---- Records to process

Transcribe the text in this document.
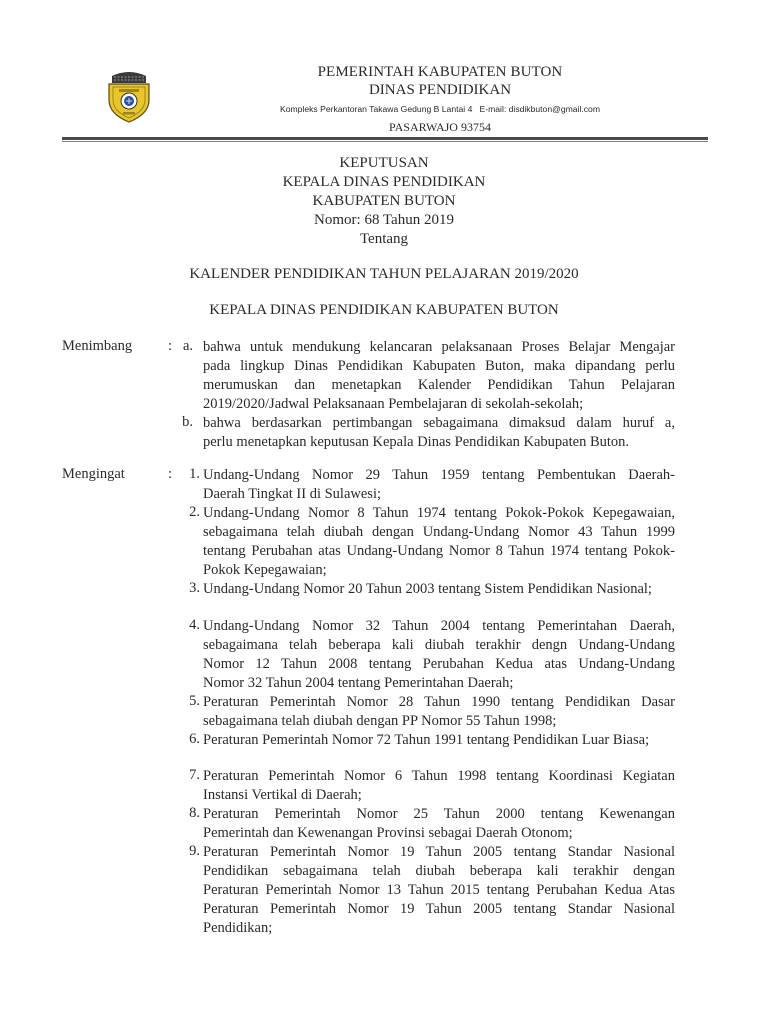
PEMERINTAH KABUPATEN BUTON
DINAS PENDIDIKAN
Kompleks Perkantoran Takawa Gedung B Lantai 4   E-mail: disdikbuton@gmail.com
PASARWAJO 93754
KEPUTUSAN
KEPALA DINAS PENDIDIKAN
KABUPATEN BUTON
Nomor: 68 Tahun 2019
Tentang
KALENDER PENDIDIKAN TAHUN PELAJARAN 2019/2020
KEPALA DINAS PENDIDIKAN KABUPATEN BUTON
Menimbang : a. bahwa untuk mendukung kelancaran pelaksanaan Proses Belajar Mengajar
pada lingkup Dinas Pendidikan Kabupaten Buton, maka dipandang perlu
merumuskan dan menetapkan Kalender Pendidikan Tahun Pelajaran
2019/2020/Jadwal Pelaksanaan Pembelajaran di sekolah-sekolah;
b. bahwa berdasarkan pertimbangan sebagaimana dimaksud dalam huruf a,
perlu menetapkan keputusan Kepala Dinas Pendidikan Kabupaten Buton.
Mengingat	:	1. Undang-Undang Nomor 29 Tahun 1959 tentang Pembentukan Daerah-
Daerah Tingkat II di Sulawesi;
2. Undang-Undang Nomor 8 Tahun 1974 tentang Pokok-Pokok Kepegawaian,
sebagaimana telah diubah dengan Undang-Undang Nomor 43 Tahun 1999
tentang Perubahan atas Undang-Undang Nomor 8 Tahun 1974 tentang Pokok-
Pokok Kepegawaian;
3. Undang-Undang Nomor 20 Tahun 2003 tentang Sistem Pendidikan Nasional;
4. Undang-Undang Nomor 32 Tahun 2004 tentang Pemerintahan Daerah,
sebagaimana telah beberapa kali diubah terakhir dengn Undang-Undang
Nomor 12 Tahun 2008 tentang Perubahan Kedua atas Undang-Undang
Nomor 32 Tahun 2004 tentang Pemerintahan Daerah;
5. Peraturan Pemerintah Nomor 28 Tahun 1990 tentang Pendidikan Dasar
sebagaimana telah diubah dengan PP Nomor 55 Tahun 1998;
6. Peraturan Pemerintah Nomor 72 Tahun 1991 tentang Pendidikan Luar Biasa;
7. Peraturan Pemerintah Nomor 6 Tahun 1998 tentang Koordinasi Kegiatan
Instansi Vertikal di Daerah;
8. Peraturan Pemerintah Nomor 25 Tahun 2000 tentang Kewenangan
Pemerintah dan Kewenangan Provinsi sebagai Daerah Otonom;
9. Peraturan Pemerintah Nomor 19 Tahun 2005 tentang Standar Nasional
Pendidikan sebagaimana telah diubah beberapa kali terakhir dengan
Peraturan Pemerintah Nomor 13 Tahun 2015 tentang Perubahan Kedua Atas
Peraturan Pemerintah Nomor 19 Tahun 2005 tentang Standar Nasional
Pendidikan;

--------
---- Records to process

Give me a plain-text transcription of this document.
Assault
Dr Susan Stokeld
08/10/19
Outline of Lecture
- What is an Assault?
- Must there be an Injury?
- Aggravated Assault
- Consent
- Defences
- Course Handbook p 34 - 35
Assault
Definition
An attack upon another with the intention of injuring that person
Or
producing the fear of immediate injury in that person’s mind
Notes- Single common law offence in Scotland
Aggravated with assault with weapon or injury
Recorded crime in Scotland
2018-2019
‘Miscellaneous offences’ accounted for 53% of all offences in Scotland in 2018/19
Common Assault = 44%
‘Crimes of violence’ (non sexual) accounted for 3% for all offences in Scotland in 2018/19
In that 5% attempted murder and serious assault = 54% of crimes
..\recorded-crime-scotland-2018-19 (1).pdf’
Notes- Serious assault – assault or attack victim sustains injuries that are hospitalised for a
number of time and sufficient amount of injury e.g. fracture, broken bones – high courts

--------
---- Records to process

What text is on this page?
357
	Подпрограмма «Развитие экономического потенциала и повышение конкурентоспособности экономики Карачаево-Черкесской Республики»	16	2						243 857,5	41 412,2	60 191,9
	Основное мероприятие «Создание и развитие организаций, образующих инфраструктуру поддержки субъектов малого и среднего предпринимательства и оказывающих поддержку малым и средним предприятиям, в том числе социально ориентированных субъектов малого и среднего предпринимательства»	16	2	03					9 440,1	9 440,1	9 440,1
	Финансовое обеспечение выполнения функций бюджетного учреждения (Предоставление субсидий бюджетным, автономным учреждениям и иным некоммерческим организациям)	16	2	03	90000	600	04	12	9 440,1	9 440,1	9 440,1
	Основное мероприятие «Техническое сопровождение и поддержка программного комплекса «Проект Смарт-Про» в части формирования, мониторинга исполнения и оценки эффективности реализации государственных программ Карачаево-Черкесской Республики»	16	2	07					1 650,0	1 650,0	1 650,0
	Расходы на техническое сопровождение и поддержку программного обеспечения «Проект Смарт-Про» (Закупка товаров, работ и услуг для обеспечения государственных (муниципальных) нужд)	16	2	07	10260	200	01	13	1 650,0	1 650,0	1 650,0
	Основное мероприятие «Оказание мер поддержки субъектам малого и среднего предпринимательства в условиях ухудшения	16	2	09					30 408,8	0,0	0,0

--------

The task: Report only how many lines in the entries contain "Daerah".

Task result: 6